[[ GIVEN RECORDS open ]]

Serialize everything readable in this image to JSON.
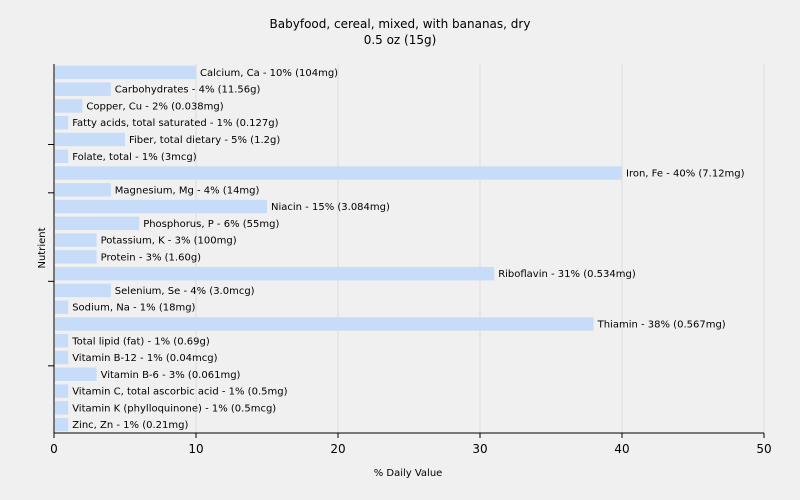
{
  "chart_data": {
    "type": "bar",
    "orientation": "horizontal",
    "title": "Babyfood, cereal, mixed, with bananas, dry",
    "subtitle": "0.5 oz (15g)",
    "xlabel": "% Daily Value",
    "ylabel": "Nutrient",
    "xlim": [
      0,
      50
    ],
    "xticks": [
      0,
      10,
      20,
      30,
      40,
      50
    ],
    "grid": true,
    "bar_color": "#c6dcf9",
    "categories": [
      "Calcium, Ca",
      "Carbohydrates",
      "Copper, Cu",
      "Fatty acids, total saturated",
      "Fiber, total dietary",
      "Folate, total",
      "Iron, Fe",
      "Magnesium, Mg",
      "Niacin",
      "Phosphorus, P",
      "Potassium, K",
      "Protein",
      "Riboflavin",
      "Selenium, Se",
      "Sodium, Na",
      "Thiamin",
      "Total lipid (fat)",
      "Vitamin B-12",
      "Vitamin B-6",
      "Vitamin C, total ascorbic acid",
      "Vitamin K (phylloquinone)",
      "Zinc, Zn"
    ],
    "values": [
      10,
      4,
      2,
      1,
      5,
      1,
      40,
      4,
      15,
      6,
      3,
      3,
      31,
      4,
      1,
      38,
      1,
      1,
      3,
      1,
      1,
      1
    ],
    "labels": [
      "Calcium, Ca - 10% (104mg)",
      "Carbohydrates - 4% (11.56g)",
      "Copper, Cu - 2% (0.038mg)",
      "Fatty acids, total saturated - 1% (0.127g)",
      "Fiber, total dietary - 5% (1.2g)",
      "Folate, total - 1% (3mcg)",
      "Iron, Fe - 40% (7.12mg)",
      "Magnesium, Mg - 4% (14mg)",
      "Niacin - 15% (3.084mg)",
      "Phosphorus, P - 6% (55mg)",
      "Potassium, K - 3% (100mg)",
      "Protein - 3% (1.60g)",
      "Riboflavin - 31% (0.534mg)",
      "Selenium, Se - 4% (3.0mcg)",
      "Sodium, Na - 1% (18mg)",
      "Thiamin - 38% (0.567mg)",
      "Total lipid (fat) - 1% (0.69g)",
      "Vitamin B-12 - 1% (0.04mcg)",
      "Vitamin B-6 - 3% (0.061mg)",
      "Vitamin C, total ascorbic acid - 1% (0.5mg)",
      "Vitamin K (phylloquinone) - 1% (0.5mcg)",
      "Zinc, Zn - 1% (0.21mg)"
    ]
  }
}
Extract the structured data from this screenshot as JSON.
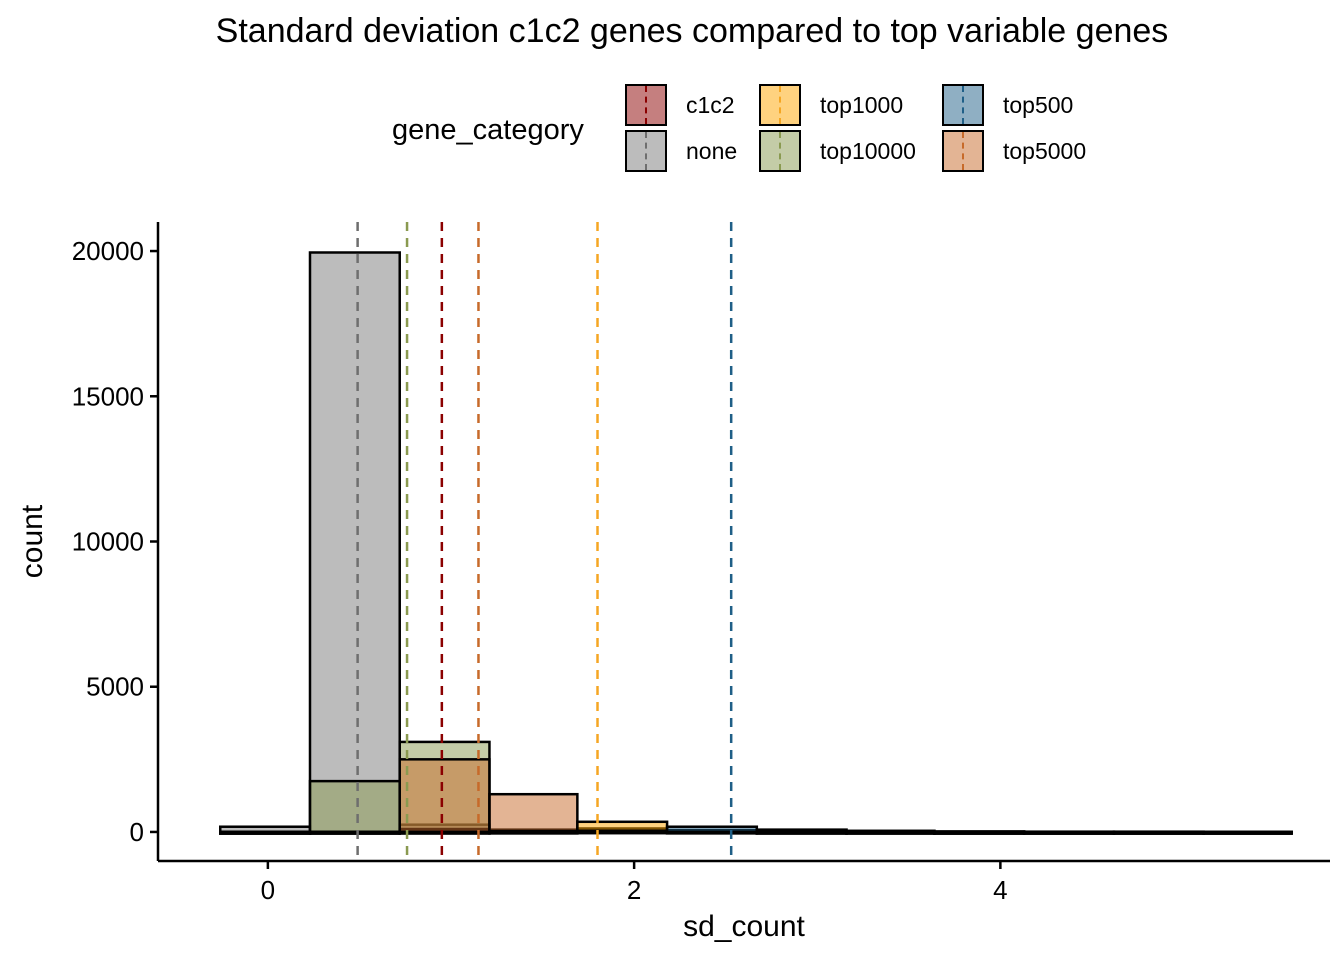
{
  "chart_data": {
    "type": "bar",
    "title": "Standard deviation c1c2 genes compared to top variable genes",
    "xlabel": "sd_count",
    "ylabel": "count",
    "xlim": [
      -0.6,
      5.8
    ],
    "ylim": [
      -1000,
      21000
    ],
    "x_ticks": [
      "0",
      "2",
      "4"
    ],
    "x_tick_values": [
      0,
      2,
      4
    ],
    "y_ticks": [
      "0",
      "5000",
      "10000",
      "15000",
      "20000"
    ],
    "y_tick_values": [
      0,
      5000,
      10000,
      15000,
      20000
    ],
    "bin_edges": [
      -0.26,
      0.23,
      0.72,
      1.21,
      1.69,
      2.18,
      2.67,
      3.16,
      3.64,
      4.13,
      4.62,
      5.11,
      5.59
    ],
    "legend": {
      "title": "gene_category",
      "position": "top",
      "entries": [
        "c1c2",
        "top1000",
        "top500",
        "none",
        "top10000",
        "top5000"
      ]
    },
    "series": [
      {
        "name": "none",
        "fill": "#7a7a7a",
        "line": "#6e6e6e",
        "values": [
          180,
          19950,
          250,
          60,
          20,
          5,
          0,
          0,
          0,
          0,
          0,
          0
        ],
        "mean_line": 0.49
      },
      {
        "name": "top10000",
        "fill": "#8a9a50",
        "line": "#8a9a50",
        "values": [
          0,
          1750,
          3100,
          80,
          20,
          5,
          0,
          0,
          0,
          0,
          0,
          0
        ],
        "mean_line": 0.76
      },
      {
        "name": "c1c2",
        "fill": "#8b0000",
        "line": "#8b0000",
        "values": [
          0,
          0,
          100,
          30,
          10,
          5,
          0,
          0,
          0,
          0,
          0,
          0
        ],
        "mean_line": 0.95
      },
      {
        "name": "top5000",
        "fill": "#c76a2a",
        "line": "#c76a2a",
        "values": [
          0,
          0,
          2500,
          1300,
          120,
          60,
          20,
          5,
          0,
          0,
          0,
          0
        ],
        "mean_line": 1.15
      },
      {
        "name": "top1000",
        "fill": "#ffa500",
        "line": "#f5a623",
        "values": [
          0,
          0,
          0,
          30,
          350,
          60,
          20,
          5,
          0,
          0,
          0,
          0
        ],
        "mean_line": 1.8
      },
      {
        "name": "top500",
        "fill": "#1f5f87",
        "line": "#1f5f87",
        "values": [
          0,
          0,
          0,
          0,
          40,
          180,
          80,
          40,
          20,
          10,
          10,
          5
        ],
        "mean_line": 2.53
      }
    ]
  }
}
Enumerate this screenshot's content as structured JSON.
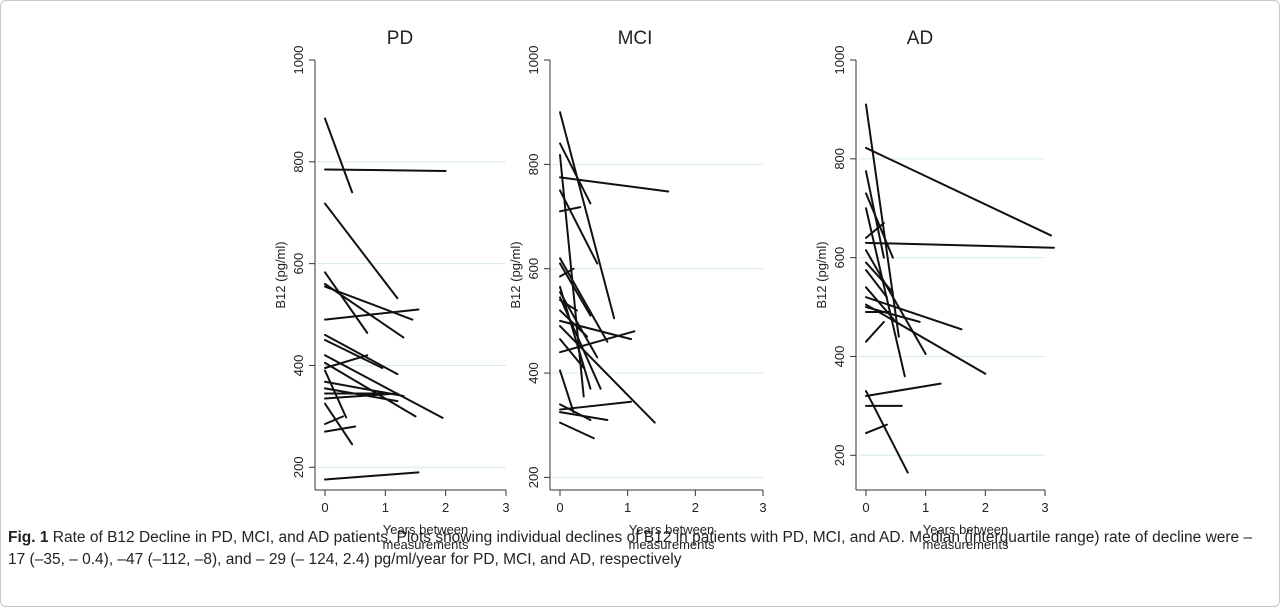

[[ GIVEN RECORDS closed ]]

* EXERCISE *
Your copy of the entries must be exact and must contain no pictures.

* ANSWER FOR THIS EXERCISE *
Serialize everything readable in this image to JSON.
{
  "chart_data": {
    "type": "bar",
    "orientation": "horizontal",
    "title": "Babyfood, cereal, mixed, with bananas, dry",
    "subtitle": "0.5 oz (15g)",
    "xlabel": "% Daily Value",
    "ylabel": "Nutrient",
    "xlim": [
      0,
      50
    ],
    "xticks": [
      0,
      10,
      20,
      30,
      40,
      50
    ],
    "grid": true,
    "bar_color": "#c6dcf9",
    "categories": [
      "Calcium, Ca",
      "Carbohydrates",
      "Copper, Cu",
      "Fatty acids, total saturated",
      "Fiber, total dietary",
      "Folate, total",
      "Iron, Fe",
      "Magnesium, Mg",
      "Niacin",
      "Phosphorus, P",
      "Potassium, K",
      "Protein",
      "Riboflavin",
      "Selenium, Se",
      "Sodium, Na",
      "Thiamin",
      "Total lipid (fat)",
      "Vitamin B-12",
      "Vitamin B-6",
      "Vitamin C, total ascorbic acid",
      "Vitamin K (phylloquinone)",
      "Zinc, Zn"
    ],
    "values": [
      10,
      4,
      2,
      1,
      5,
      1,
      40,
      4,
      15,
      6,
      3,
      3,
      31,
      4,
      1,
      38,
      1,
      1,
      3,
      1,
      1,
      1
    ],
    "labels": [
      "Calcium, Ca - 10% (104mg)",
      "Carbohydrates - 4% (11.56g)",
      "Copper, Cu - 2% (0.038mg)",
      "Fatty acids, total saturated - 1% (0.127g)",
      "Fiber, total dietary - 5% (1.2g)",
      "Folate, total - 1% (3mcg)",
      "Iron, Fe - 40% (7.12mg)",
      "Magnesium, Mg - 4% (14mg)",
      "Niacin - 15% (3.084mg)",
      "Phosphorus, P - 6% (55mg)",
      "Potassium, K - 3% (100mg)",
      "Protein - 3% (1.60g)",
      "Riboflavin - 31% (0.534mg)",
      "Selenium, Se - 4% (3.0mcg)",
      "Sodium, Na - 1% (18mg)",
      "Thiamin - 38% (0.567mg)",
      "Total lipid (fat) - 1% (0.69g)",
      "Vitamin B-12 - 1% (0.04mcg)",
      "Vitamin B-6 - 3% (0.061mg)",
      "Vitamin C, total ascorbic acid - 1% (0.5mg)",
      "Vitamin K (phylloquinone) - 1% (0.5mcg)",
      "Zinc, Zn - 1% (0.21mg)"
    ]
  }
}
Extract the structured data from this screenshot as JSON.
{
  "chart_data": {
    "type": "bar",
    "title": "Standard deviation c1c2 genes compared to top variable genes",
    "xlabel": "sd_count",
    "ylabel": "count",
    "xlim": [
      -0.6,
      5.8
    ],
    "ylim": [
      -1000,
      21000
    ],
    "x_ticks": [
      "0",
      "2",
      "4"
    ],
    "x_tick_values": [
      0,
      2,
      4
    ],
    "y_ticks": [
      "0",
      "5000",
      "10000",
      "15000",
      "20000"
    ],
    "y_tick_values": [
      0,
      5000,
      10000,
      15000,
      20000
    ],
    "bin_edges": [
      -0.26,
      0.23,
      0.72,
      1.21,
      1.69,
      2.18,
      2.67,
      3.16,
      3.64,
      4.13,
      4.62,
      5.11,
      5.59
    ],
    "legend": {
      "title": "gene_category",
      "position": "top",
      "entries": [
        "c1c2",
        "top1000",
        "top500",
        "none",
        "top10000",
        "top5000"
      ]
    },
    "series": [
      {
        "name": "none",
        "fill": "#7a7a7a",
        "line": "#6e6e6e",
        "values": [
          180,
          19950,
          250,
          60,
          20,
          5,
          0,
          0,
          0,
          0,
          0,
          0
        ],
        "mean_line": 0.49
      },
      {
        "name": "top10000",
        "fill": "#8a9a50",
        "line": "#8a9a50",
        "values": [
          0,
          1750,
          3100,
          80,
          20,
          5,
          0,
          0,
          0,
          0,
          0,
          0
        ],
        "mean_line": 0.76
      },
      {
        "name": "c1c2",
        "fill": "#8b0000",
        "line": "#8b0000",
        "values": [
          0,
          0,
          100,
          30,
          10,
          5,
          0,
          0,
          0,
          0,
          0,
          0
        ],
        "mean_line": 0.95
      },
      {
        "name": "top5000",
        "fill": "#c76a2a",
        "line": "#c76a2a",
        "values": [
          0,
          0,
          2500,
          1300,
          120,
          60,
          20,
          5,
          0,
          0,
          0,
          0
        ],
        "mean_line": 1.15
      },
      {
        "name": "top1000",
        "fill": "#ffa500",
        "line": "#f5a623",
        "values": [
          0,
          0,
          0,
          30,
          350,
          60,
          20,
          5,
          0,
          0,
          0,
          0
        ],
        "mean_line": 1.8
      },
      {
        "name": "top500",
        "fill": "#1f5f87",
        "line": "#1f5f87",
        "values": [
          0,
          0,
          0,
          0,
          40,
          180,
          80,
          40,
          20,
          10,
          10,
          5
        ],
        "mean_line": 2.53
      }
    ]
  }
}
Enumerate this screenshot's content as structured JSON.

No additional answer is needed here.